▶ _Part of a data file_
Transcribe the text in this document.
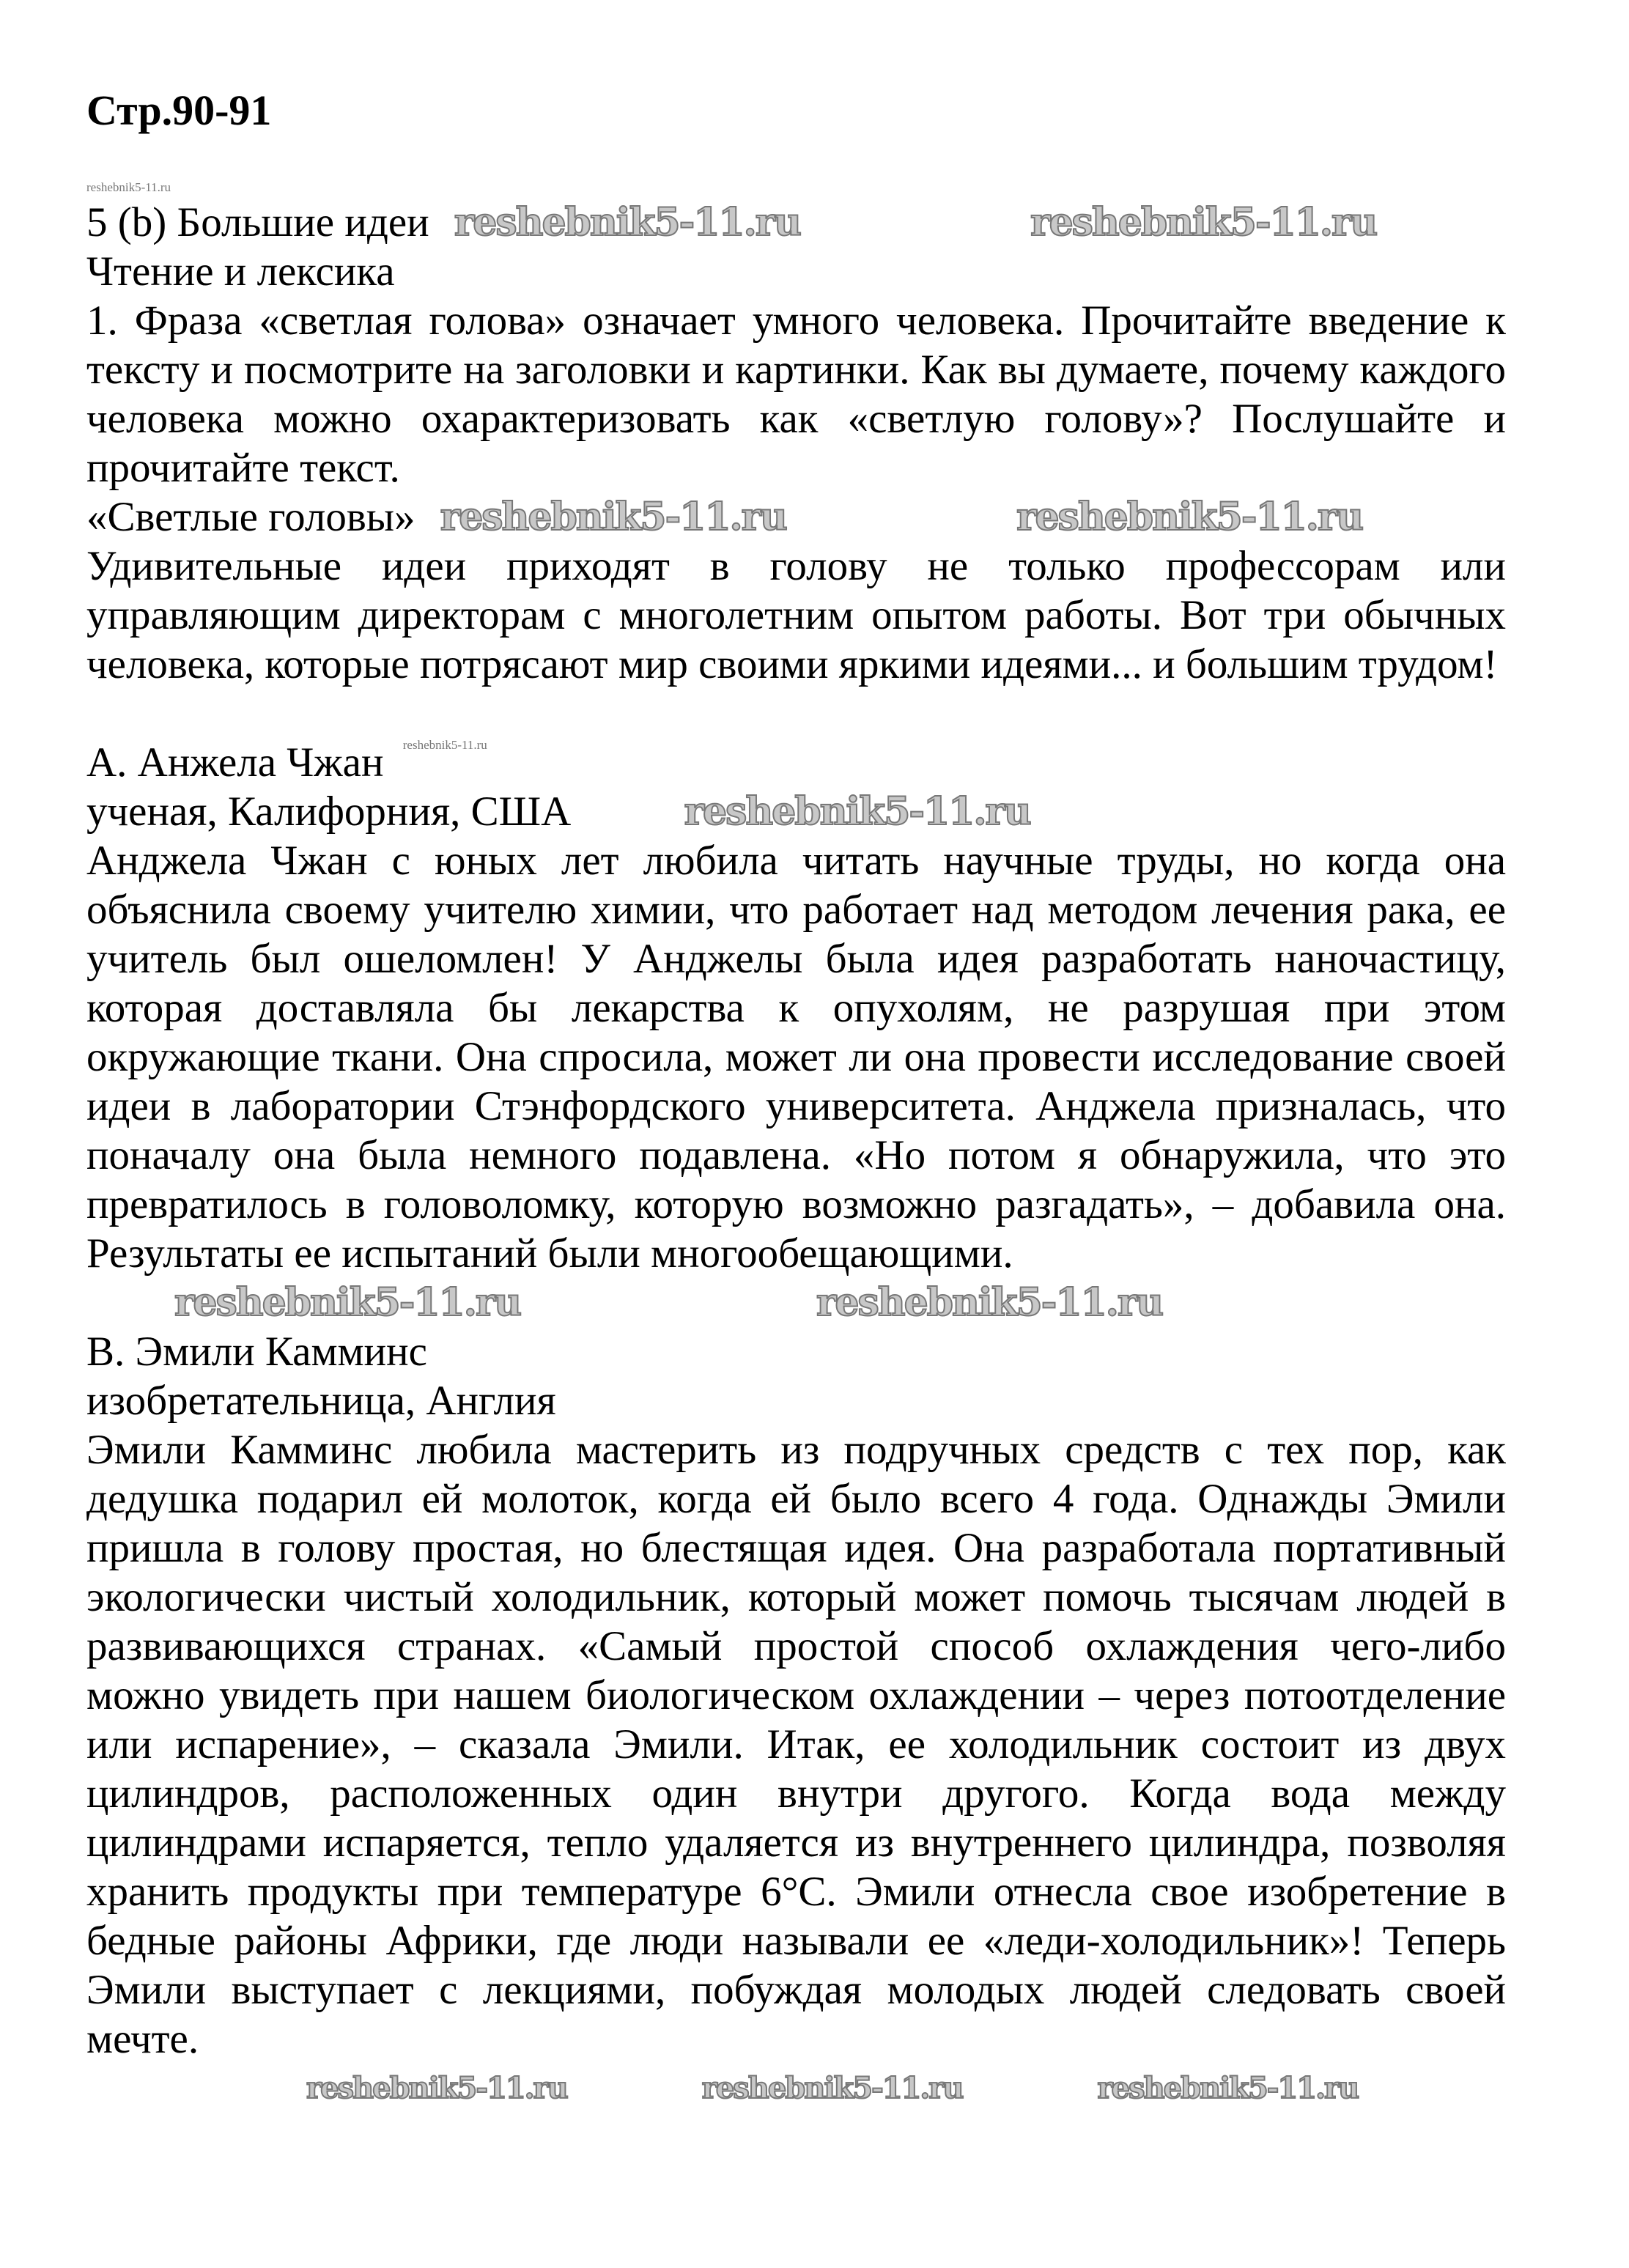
Стр.90-91
reshebnik5-11.ru
5 (b) Большие идеи reshebnik5-11.ru	reshebnik5-11.ru
Чтение и лексика
1. Фраза «светлая голова» означает умного человека. Прочитайте введение к тексту и посмотрите на заголовки и картинки. Как вы думаете, почему каждого человека можно охарактеризовать как «светлую голову»? Послушайте и прочитайте текст.
«Светлые головы» reshebnik5-11.ru	reshebnik5-11.ru
Удивительные идеи приходят в голову не только профессорам или управляющим директорам с многолетним опытом работы. Вот три обычных человека, которые потрясают мир своими яркими идеями... и большим трудом!
A. Анжела Чжан reshebnik5-11.ru
ученая, Калифорния, США	reshebnik5-11.ru
Анджела Чжан с юных лет любила читать научные труды, но когда она объяснила своему учителю химии, что работает над методом лечения рака, ее учитель был ошеломлен! У Анджелы была идея разработать наночастицу, которая доставляла бы лекарства к опухолям, не разрушая при этом окружающие ткани. Она спросила, может ли она провести исследование своей идеи в лаборатории Стэнфордского университета. Анджела призналась, что поначалу она была немного подавлена. «Но потом я обнаружила, что это превратилось в головоломку, которую возможно разгадать», – добавила она. Результаты ее испытаний были многообещающими.
reshebnik5-11.ru	reshebnik5-11.ru
B. Эмили Камминс
изобретательница, Англия
Эмили Камминс любила мастерить из подручных средств с тех пор, как дедушка подарил ей молоток, когда ей было всего 4 года. Однажды Эмили пришла в голову простая, но блестящая идея. Она разработала портативный экологически чистый холодильник, который может помочь тысячам людей в развивающихся странах. «Самый простой способ охлаждения чего-либо можно увидеть при нашем биологическом охлаждении – через потоотделение или испарение», – сказала Эмили. Итак, ее холодильник состоит из двух цилиндров, расположенных один внутри другого. Когда вода между цилиндрами испаряется, тепло удаляется из внутреннего цилиндра, позволяя хранить продукты при температуре 6°C. Эмили отнесла свое изобретение в бедные районы Африки, где люди называли ее «леди-холодильник»! Теперь Эмили выступает с лекциями, побуждая молодых людей следовать своей мечте.
reshebnik5-11.ru	reshebnik5-11.ru	reshebnik5-11.ru
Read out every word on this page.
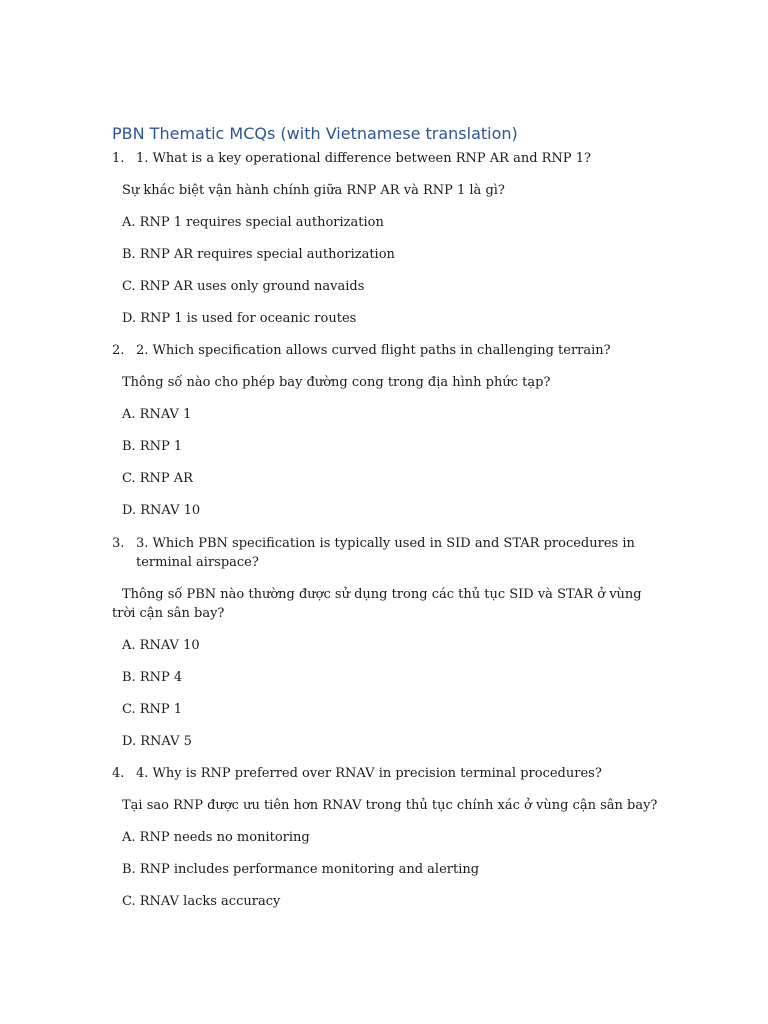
PBN Thematic MCQs (with Vietnamese translation)
1. 1. What is a key operational difference between RNP AR and RNP 1?
Sự khác biệt vận hành chính giữa RNP AR và RNP 1 là gì?
A. RNP 1 requires special authorization
B. RNP AR requires special authorization
C. RNP AR uses only ground navaids
D. RNP 1 is used for oceanic routes
2. 2. Which specification allows curved flight paths in challenging terrain?
Thông số nào cho phép bay đường cong trong địa hình phức tạp?
A. RNAV 1
B. RNP 1
C. RNP AR
D. RNAV 10
3. 3. Which PBN specification is typically used in SID and STAR procedures in terminal airspace?
Thông số PBN nào thường được sử dụng trong các thủ tục SID và STAR ở vùng trời cận sân bay?
A. RNAV 10
B. RNP 4
C. RNP 1
D. RNAV 5
4. 4. Why is RNP preferred over RNAV in precision terminal procedures?
Tại sao RNP được ưu tiên hơn RNAV trong thủ tục chính xác ở vùng cận sân bay?
A. RNP needs no monitoring
B. RNP includes performance monitoring and alerting
C. RNAV lacks accuracy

▶ _Exercise goal_
Pictures are not part of the copy; output everything else in the records exactly.

▶ _Problem solution_
Transcribe the text in this document.
Стр.90-91
reshebnik5-11.ru
5 (b) Большие идеи reshebnik5-11.ru	reshebnik5-11.ru
Чтение и лексика
1. Фраза «светлая голова» означает умного человека. Прочитайте введение к тексту и посмотрите на заголовки и картинки. Как вы думаете, почему каждого человека можно охарактеризовать как «светлую голову»? Послушайте и прочитайте текст.
«Светлые головы» reshebnik5-11.ru	reshebnik5-11.ru
Удивительные идеи приходят в голову не только профессорам или управляющим директорам с многолетним опытом работы. Вот три обычных человека, которые потрясают мир своими яркими идеями... и большим трудом!
A. Анжела Чжан reshebnik5-11.ru
ученая, Калифорния, США	reshebnik5-11.ru
Анджела Чжан с юных лет любила читать научные труды, но когда она объяснила своему учителю химии, что работает над методом лечения рака, ее учитель был ошеломлен! У Анджелы была идея разработать наночастицу, которая доставляла бы лекарства к опухолям, не разрушая при этом окружающие ткани. Она спросила, может ли она провести исследование своей идеи в лаборатории Стэнфордского университета. Анджела призналась, что поначалу она была немного подавлена. «Но потом я обнаружила, что это превратилось в головоломку, которую возможно разгадать», – добавила она. Результаты ее испытаний были многообещающими.
reshebnik5-11.ru	reshebnik5-11.ru
B. Эмили Камминс
изобретательница, Англия
Эмили Камминс любила мастерить из подручных средств с тех пор, как дедушка подарил ей молоток, когда ей было всего 4 года. Однажды Эмили пришла в голову простая, но блестящая идея. Она разработала портативный экологически чистый холодильник, который может помочь тысячам людей в развивающихся странах. «Самый простой способ охлаждения чего-либо можно увидеть при нашем биологическом охлаждении – через потоотделение или испарение», – сказала Эмили. Итак, ее холодильник состоит из двух цилиндров, расположенных один внутри другого. Когда вода между цилиндрами испаряется, тепло удаляется из внутреннего цилиндра, позволяя хранить продукты при температуре 6°C. Эмили отнесла свое изобретение в бедные районы Африки, где люди называли ее «леди-холодильник»! Теперь Эмили выступает с лекциями, побуждая молодых людей следовать своей мечте.
reshebnik5-11.ru	reshebnik5-11.ru	reshebnik5-11.ru
Read out every word on this page.
PBN Thematic MCQs (with Vietnamese translation)
1. 1. What is a key operational difference between RNP AR and RNP 1?
Sự khác biệt vận hành chính giữa RNP AR và RNP 1 là gì?
A. RNP 1 requires special authorization
B. RNP AR requires special authorization
C. RNP AR uses only ground navaids
D. RNP 1 is used for oceanic routes
2. 2. Which specification allows curved flight paths in challenging terrain?
Thông số nào cho phép bay đường cong trong địa hình phức tạp?
A. RNAV 1
B. RNP 1
C. RNP AR
D. RNAV 10
3. 3. Which PBN specification is typically used in SID and STAR procedures in terminal airspace?
Thông số PBN nào thường được sử dụng trong các thủ tục SID và STAR ở vùng trời cận sân bay?
A. RNAV 10
B. RNP 4
C. RNP 1
D. RNAV 5
4. 4. Why is RNP preferred over RNAV in precision terminal procedures?
Tại sao RNP được ưu tiên hơn RNAV trong thủ tục chính xác ở vùng cận sân bay?
A. RNP needs no monitoring
B. RNP includes performance monitoring and alerting
C. RNAV lacks accuracy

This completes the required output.